■ **OBJECTIVES**:
• A. Reproduce the passage of the distributor claims that begins with the words containing "14. The distributor" and ends with "second transmission rod.".
• B. Continue the distributor claims from the point where they stop.

12. The distributor according to claim 11 , wherein the fourth fan-shaped driving portion comprises a first fan-shaped sub-portion and a second fan-shaped sub-portion that are spaced apart along the fourth axis, each of the main joining conductors comprises a third joining conductor and a fourth joining conductor, the first fan-shaped sub-portion is configured to exert a push on the third joining conductor and release the push on the third joining conductor, the second fan-shaped sub-portion is configured to exert a push on the fourth joining conductor and release the push on the fourth joining conductor, the third joining conductor is connected to the input terminal of the fourth contactor, the third joining conductor is electrically connected to the output terminal of the fourth contactor, the fourth joining conductor is connected to the input terminal of the fifth contactor, and the fourth joining conductor is electrically connected to the output terminal of the fifth contactor, wherein the third joining conductor is disposed opposite to the output terminal of the fourth contactor, and the fourth joining conductor is disposed opposite to the output terminal of the fifth contactor.
13. The distributor according to claim 12 , wherein the first fan-shaped sub-portion and the second fan-shaped sub-portion are disposed facing each other along the fourth axis and rotate around the fourth axis, and in a rotation process, the first fan-shaped sub-portion and the second fan-shaped sub-portion exert pushes respectively on the third joining conductor and the fourth joining conductor and release the push on the third joining conductor and the fourth joining conductor.
14. The distributor according to claim 12 , wherein the driving mechanism further comprises a second power source and a second transmission rod, wherein the second power source is connected to an end portion of the second transmission rod and is configured to drive the second transmission rod to rotate, the first fan-shaped sub-portion and the second fan-shaped sub-portion are disposed on the second transmission rod, the first fan-shaped sub-portion and the second fan-shaped sub-portion rotate around the fourth axis, and the fourth axis coincides with an axis of the second transmission rod.

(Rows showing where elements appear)
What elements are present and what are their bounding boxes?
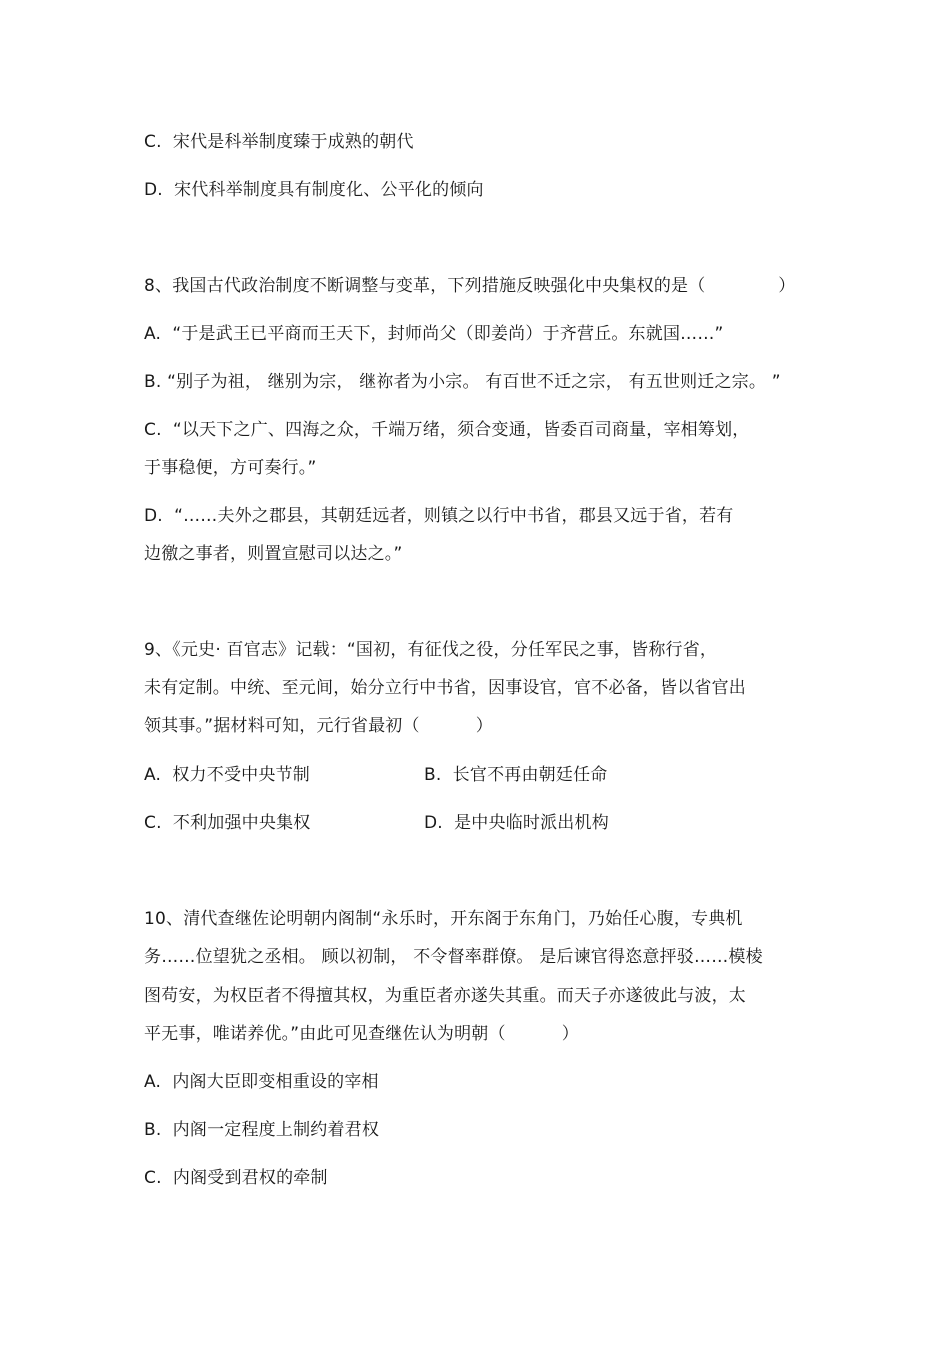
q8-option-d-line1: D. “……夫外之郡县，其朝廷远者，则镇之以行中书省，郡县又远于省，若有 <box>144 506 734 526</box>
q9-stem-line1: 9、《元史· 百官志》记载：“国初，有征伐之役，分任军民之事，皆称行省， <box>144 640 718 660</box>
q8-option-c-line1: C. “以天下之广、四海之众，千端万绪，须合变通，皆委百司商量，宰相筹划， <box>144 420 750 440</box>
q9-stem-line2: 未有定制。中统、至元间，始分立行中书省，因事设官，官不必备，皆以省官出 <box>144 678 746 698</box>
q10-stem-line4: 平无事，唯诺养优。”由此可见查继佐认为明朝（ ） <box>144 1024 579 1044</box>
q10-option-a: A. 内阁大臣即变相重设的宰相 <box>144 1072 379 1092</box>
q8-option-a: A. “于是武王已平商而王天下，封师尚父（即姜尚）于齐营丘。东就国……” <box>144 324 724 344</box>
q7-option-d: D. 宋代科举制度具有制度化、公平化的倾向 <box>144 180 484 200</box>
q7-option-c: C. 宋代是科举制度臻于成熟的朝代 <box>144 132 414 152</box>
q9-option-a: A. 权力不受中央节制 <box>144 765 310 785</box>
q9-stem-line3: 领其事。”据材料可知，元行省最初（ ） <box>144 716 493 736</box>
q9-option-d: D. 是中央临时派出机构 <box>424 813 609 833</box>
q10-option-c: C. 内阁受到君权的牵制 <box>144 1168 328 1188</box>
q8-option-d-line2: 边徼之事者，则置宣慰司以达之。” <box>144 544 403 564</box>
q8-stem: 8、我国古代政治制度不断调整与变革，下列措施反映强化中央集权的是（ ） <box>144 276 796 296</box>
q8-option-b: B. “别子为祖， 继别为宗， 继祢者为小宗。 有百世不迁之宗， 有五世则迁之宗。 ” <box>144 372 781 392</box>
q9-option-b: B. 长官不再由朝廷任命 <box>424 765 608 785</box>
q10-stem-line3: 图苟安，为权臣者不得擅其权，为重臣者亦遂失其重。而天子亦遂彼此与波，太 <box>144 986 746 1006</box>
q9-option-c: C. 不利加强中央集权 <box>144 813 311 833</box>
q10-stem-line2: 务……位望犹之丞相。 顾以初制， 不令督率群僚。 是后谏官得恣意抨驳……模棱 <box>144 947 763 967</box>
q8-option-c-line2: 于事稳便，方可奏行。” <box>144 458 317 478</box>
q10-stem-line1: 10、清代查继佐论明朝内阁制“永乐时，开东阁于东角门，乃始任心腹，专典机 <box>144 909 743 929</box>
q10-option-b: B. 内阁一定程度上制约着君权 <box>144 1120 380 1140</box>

■ **THE REPLIES**:
• A.
14. The distributor according to claim 12 , wherein the driving mechanism further comprises a second power source and a second transmission rod, wherein the second power source is connected to an end portion of the second transmission rod and is configured to drive the second transmission rod to rotate, the first fan-shaped sub-portion and the second fan-shaped sub-portion are disposed on the second transmission rod, the first fan-shaped sub-portion and the second fan-shaped sub-portion rotate around the fourth axis, and the fourth axis coincides with an axis of the second transmission rod.

• B.
15. The distributor according to claim 1 , further comprising a third inner shell and a fourth inner shell disposed in the outer housing, the fourth contactor being disposed in the third inner shell, the fifth contactor being disposed in the fourth inner shell, an input terminal and an output terminal of the fourth contactor being disposed on the third inner shell, and an input terminal and an output terminal of the fifth contactor being disposed on the fourth inner shell.
16. The distributor according to claim 15 , wherein
the fourth contactor or the fifth contactor comprises a second transmission assembly, a main joining conductor, and a third driving coil, wherein the main joining conductor is connected to a corresponding input terminal of the fourth contactor or the fifth contactor;
the second transmission assembly comprises a second micro switch, a second transmission gear, and a second driven member, wherein the second micro switch and the second transmission gear are in meshed transmission, the second transmission gear and the second driven member are in meshed transmission, and the second driven member is connected to the main joining conductor; and the third driving coil is configured to drive the second micro switch to move by generating a magnetic force after being energized; and
the second transmission assembly is configured to drive the second driven member to move through the second transmission gear when the second micro switch moves, to connect the main joining conductor to a corresponding output terminal of the fourth contactor or the fifth contactor.
17. The distributor according to claim 16 , wherein
the second micro switch is configured to be rotatable around a fifth axis, the second transmission gear is configured to be rotatable around a sixth axis, and the fifth axis and the sixth axis are vertical axes;
the second micro switch comprises a second arc-shaped tooth portion rotating around the fifth axis, the second transmission gear comprises a third gear portion rotating around the sixth axis, and the second arc-shaped tooth portion and the third gear portion are in meshed transmission; and
the second transmission gear further comprises a fourth gear portion rotating around the sixth axis, the second driven member comprises a second rack portion, and the fourth gear portion and the second rack portion are in meshed transmission.
18. The distributor according to claim 15 , wherein
the fourth contactor or the fifth contactor comprises a driving apparatus and a joining busbar, the joining busbar comprises a first conducting section and a second conducting section, the first conducting section and the second conducting section are connected and are rotatable relative to each other, the first conducting section is fixed on a corresponding input terminal of the fourth contactor or the fifth contactor, and the second conducting section is electrically connected to or disconnected from a corresponding output terminal of the fourth contactor or the fifth contactor; and
the driving apparatus is configured to drive the second conducting section to move toward or away from the output terminal; and
the input terminal and the output terminal are disposed opposite to the joining busbar in a third direction, at least one of the joining busbar, the input terminal, and the output terminal is disposed opposite to the driving apparatus in a fourth direction, and the third direction is orthogonal to the fourth direction.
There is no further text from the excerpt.